#### Set problem:
Copy out lines with the word "enterprises" from the material that follows.

#### Recorded information:
********************

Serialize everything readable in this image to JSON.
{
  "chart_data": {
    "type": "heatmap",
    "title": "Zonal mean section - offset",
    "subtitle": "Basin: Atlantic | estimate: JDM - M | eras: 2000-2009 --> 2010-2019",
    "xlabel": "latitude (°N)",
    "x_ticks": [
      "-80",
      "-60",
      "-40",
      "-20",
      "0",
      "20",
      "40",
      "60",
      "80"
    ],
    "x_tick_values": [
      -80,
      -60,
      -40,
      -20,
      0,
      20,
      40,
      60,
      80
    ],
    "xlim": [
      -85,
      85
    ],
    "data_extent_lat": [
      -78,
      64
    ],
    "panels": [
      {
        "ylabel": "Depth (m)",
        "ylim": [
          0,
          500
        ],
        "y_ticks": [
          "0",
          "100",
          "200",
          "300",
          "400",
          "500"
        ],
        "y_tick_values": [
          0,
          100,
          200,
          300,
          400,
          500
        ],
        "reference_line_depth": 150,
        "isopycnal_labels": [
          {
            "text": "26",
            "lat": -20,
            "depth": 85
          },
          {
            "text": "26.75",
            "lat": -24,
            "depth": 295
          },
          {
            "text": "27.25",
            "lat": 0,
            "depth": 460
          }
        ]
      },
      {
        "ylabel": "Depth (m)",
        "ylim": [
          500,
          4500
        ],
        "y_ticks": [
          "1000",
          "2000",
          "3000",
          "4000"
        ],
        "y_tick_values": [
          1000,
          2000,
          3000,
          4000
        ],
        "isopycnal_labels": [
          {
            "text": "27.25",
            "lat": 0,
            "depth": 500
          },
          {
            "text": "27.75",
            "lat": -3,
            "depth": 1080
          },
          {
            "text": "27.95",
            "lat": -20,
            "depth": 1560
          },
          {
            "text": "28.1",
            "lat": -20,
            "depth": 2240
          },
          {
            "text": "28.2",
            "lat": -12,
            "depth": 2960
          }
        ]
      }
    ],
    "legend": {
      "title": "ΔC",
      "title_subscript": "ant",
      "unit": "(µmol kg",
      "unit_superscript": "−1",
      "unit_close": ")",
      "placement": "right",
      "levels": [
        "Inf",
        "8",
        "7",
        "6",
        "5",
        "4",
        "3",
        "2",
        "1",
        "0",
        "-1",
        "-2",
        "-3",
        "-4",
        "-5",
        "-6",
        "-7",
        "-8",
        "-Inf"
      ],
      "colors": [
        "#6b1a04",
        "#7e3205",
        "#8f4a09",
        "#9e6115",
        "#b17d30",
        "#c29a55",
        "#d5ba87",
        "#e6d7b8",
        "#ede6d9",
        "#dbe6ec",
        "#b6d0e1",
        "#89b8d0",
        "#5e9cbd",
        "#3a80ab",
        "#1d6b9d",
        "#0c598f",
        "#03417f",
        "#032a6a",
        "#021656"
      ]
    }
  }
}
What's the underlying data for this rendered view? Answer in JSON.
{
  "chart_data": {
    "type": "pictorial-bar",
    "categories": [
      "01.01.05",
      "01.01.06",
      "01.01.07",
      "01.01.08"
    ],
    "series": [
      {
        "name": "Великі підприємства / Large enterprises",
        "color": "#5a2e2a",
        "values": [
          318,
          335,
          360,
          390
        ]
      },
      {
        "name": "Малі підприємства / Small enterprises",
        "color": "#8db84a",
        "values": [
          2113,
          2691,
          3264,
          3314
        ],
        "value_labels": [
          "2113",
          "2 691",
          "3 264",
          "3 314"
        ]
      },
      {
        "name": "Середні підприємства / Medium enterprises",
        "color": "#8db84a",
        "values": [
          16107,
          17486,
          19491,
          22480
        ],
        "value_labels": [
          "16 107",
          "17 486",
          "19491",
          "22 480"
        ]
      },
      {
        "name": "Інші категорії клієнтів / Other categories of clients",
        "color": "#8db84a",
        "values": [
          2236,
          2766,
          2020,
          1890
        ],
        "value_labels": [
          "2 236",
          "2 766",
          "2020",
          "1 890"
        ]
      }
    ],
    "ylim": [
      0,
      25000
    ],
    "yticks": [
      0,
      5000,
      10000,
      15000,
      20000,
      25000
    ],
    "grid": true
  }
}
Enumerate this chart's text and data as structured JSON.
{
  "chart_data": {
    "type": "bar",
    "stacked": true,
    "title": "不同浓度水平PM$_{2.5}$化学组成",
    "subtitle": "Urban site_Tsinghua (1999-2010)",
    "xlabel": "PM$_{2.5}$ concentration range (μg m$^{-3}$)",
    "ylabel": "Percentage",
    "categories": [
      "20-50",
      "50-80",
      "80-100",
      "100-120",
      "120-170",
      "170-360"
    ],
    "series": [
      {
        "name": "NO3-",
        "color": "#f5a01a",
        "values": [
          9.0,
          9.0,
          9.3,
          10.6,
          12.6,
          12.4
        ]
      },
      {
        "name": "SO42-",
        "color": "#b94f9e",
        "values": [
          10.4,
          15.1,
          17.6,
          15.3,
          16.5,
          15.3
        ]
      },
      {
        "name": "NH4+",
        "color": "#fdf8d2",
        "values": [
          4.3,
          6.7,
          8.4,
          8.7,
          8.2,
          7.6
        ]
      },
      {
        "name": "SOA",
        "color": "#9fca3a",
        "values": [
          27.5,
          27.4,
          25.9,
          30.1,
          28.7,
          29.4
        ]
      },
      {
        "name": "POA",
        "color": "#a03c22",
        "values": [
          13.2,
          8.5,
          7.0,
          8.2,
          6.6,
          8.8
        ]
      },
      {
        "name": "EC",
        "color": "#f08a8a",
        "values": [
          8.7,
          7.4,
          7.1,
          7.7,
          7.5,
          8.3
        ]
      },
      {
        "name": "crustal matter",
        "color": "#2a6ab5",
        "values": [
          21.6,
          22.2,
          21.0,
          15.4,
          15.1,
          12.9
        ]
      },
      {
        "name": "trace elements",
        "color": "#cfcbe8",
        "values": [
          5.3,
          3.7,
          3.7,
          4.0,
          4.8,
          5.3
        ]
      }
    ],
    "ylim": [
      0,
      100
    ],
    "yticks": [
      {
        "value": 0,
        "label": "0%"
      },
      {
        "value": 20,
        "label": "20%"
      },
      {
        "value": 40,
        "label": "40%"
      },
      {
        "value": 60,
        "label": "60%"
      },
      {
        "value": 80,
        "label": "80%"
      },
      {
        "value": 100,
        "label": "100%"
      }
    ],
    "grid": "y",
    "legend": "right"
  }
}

********************

#### Response to the exercise:
        "name": "Великі підприємства / Large enterprises",
        "name": "Малі підприємства / Small enterprises",
        "name": "Середні підприємства / Medium enterprises",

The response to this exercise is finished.